═════ Data provided
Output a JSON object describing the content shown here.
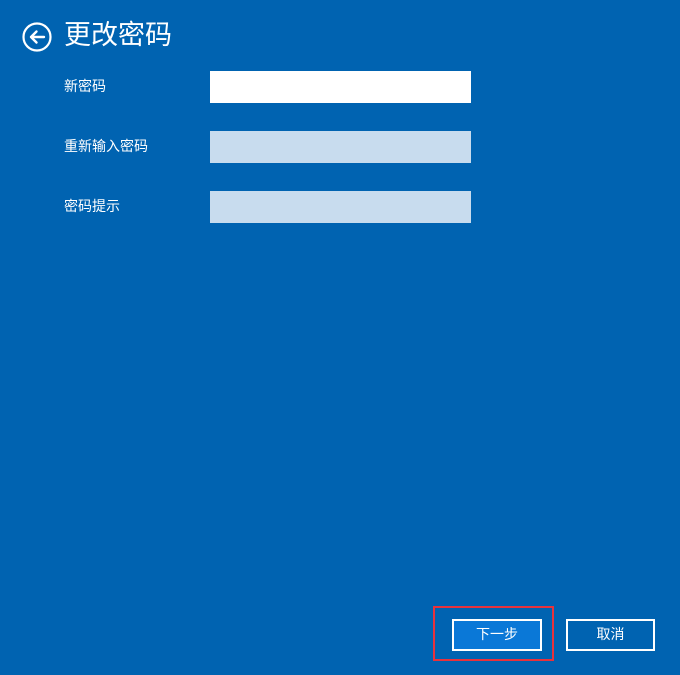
{
  "header": {
    "title": "更改密码",
    "back_icon": "back-arrow-circle-icon"
  },
  "form": {
    "fields": [
      {
        "label": "新密码",
        "value": "",
        "active": true
      },
      {
        "label": "重新输入密码",
        "value": "",
        "active": false
      },
      {
        "label": "密码提示",
        "value": "",
        "active": false
      }
    ]
  },
  "footer": {
    "next_label": "下一步",
    "cancel_label": "取消"
  },
  "colors": {
    "background": "#0063b1",
    "active_input": "#ffffff",
    "inactive_input": "#c8dcee",
    "highlight": "#e8323c"
  }
}
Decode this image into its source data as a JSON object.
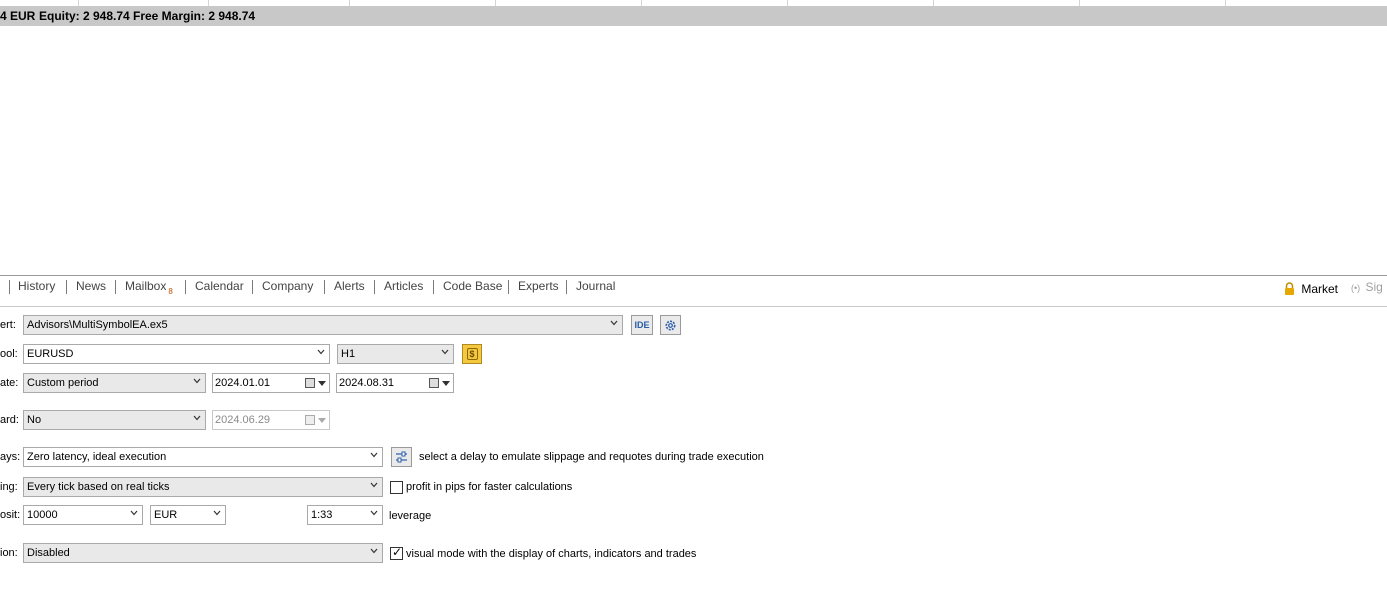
{
  "status": {
    "balance_fragment": "4 EUR",
    "equity": "Equity: 2 948.74",
    "free_margin": "Free Margin: 2 948.74"
  },
  "tabs": [
    {
      "label": "History"
    },
    {
      "label": "News"
    },
    {
      "label": "Mailbox",
      "count": "8"
    },
    {
      "label": "Calendar"
    },
    {
      "label": "Company"
    },
    {
      "label": "Alerts"
    },
    {
      "label": "Articles"
    },
    {
      "label": "Code Base"
    },
    {
      "label": "Experts"
    },
    {
      "label": "Journal"
    }
  ],
  "right_tabs": {
    "market": "Market",
    "signals_fragment": "Sig"
  },
  "form": {
    "expert": {
      "label": "ert:",
      "value": "Advisors\\MultiSymbolEA.ex5",
      "ide_button": "IDE"
    },
    "symbol": {
      "label": "ool:",
      "value": "EURUSD",
      "timeframe": "H1"
    },
    "date": {
      "label": "ate:",
      "value": "Custom period",
      "from": "2024.01.01",
      "to": "2024.08.31"
    },
    "forward": {
      "label": "ard:",
      "value": "No",
      "date": "2024.06.29"
    },
    "delays": {
      "label": "ays:",
      "value": "Zero latency, ideal execution",
      "hint": "select a delay to emulate slippage and requotes during trade execution"
    },
    "modeling": {
      "label": "ing:",
      "value": "Every tick based on real ticks",
      "checkbox_label": "profit in pips for faster calculations",
      "checked": false
    },
    "deposit": {
      "label": "osit:",
      "amount": "10000",
      "currency": "EUR",
      "leverage": "1:33",
      "leverage_label": "leverage"
    },
    "optimization": {
      "label": "ion:",
      "value": "Disabled",
      "checkbox_label": "visual mode with the display of charts, indicators and trades",
      "checked": true
    }
  },
  "colors": {
    "accent": "#2a5ca8",
    "status_bar": "#c8c8c8",
    "lock": "#e6a800"
  }
}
══════════
Without the pictures, write out all of the material exactly.

Output a JSON object describing the content shown here.
{
  "header": {
    "title": "更改密码",
    "back_icon": "back-arrow-circle-icon"
  },
  "form": {
    "fields": [
      {
        "label": "新密码",
        "value": "",
        "active": true
      },
      {
        "label": "重新输入密码",
        "value": "",
        "active": false
      },
      {
        "label": "密码提示",
        "value": "",
        "active": false
      }
    ]
  },
  "footer": {
    "next_label": "下一步",
    "cancel_label": "取消"
  },
  "colors": {
    "background": "#0063b1",
    "active_input": "#ffffff",
    "inactive_input": "#c8dcee",
    "highlight": "#e8323c"
  }
}
Decode this image into its source data as a JSON object.
{
  "status": {
    "balance_fragment": "4 EUR",
    "equity": "Equity: 2 948.74",
    "free_margin": "Free Margin: 2 948.74"
  },
  "tabs": [
    {
      "label": "History"
    },
    {
      "label": "News"
    },
    {
      "label": "Mailbox",
      "count": "8"
    },
    {
      "label": "Calendar"
    },
    {
      "label": "Company"
    },
    {
      "label": "Alerts"
    },
    {
      "label": "Articles"
    },
    {
      "label": "Code Base"
    },
    {
      "label": "Experts"
    },
    {
      "label": "Journal"
    }
  ],
  "right_tabs": {
    "market": "Market",
    "signals_fragment": "Sig"
  },
  "form": {
    "expert": {
      "label": "ert:",
      "value": "Advisors\\MultiSymbolEA.ex5",
      "ide_button": "IDE"
    },
    "symbol": {
      "label": "ool:",
      "value": "EURUSD",
      "timeframe": "H1"
    },
    "date": {
      "label": "ate:",
      "value": "Custom period",
      "from": "2024.01.01",
      "to": "2024.08.31"
    },
    "forward": {
      "label": "ard:",
      "value": "No",
      "date": "2024.06.29"
    },
    "delays": {
      "label": "ays:",
      "value": "Zero latency, ideal execution",
      "hint": "select a delay to emulate slippage and requotes during trade execution"
    },
    "modeling": {
      "label": "ing:",
      "value": "Every tick based on real ticks",
      "checkbox_label": "profit in pips for faster calculations",
      "checked": false
    },
    "deposit": {
      "label": "osit:",
      "amount": "10000",
      "currency": "EUR",
      "leverage": "1:33",
      "leverage_label": "leverage"
    },
    "optimization": {
      "label": "ion:",
      "value": "Disabled",
      "checkbox_label": "visual mode with the display of charts, indicators and trades",
      "checked": true
    }
  },
  "colors": {
    "accent": "#2a5ca8",
    "status_bar": "#c8c8c8",
    "lock": "#e6a800"
  }
}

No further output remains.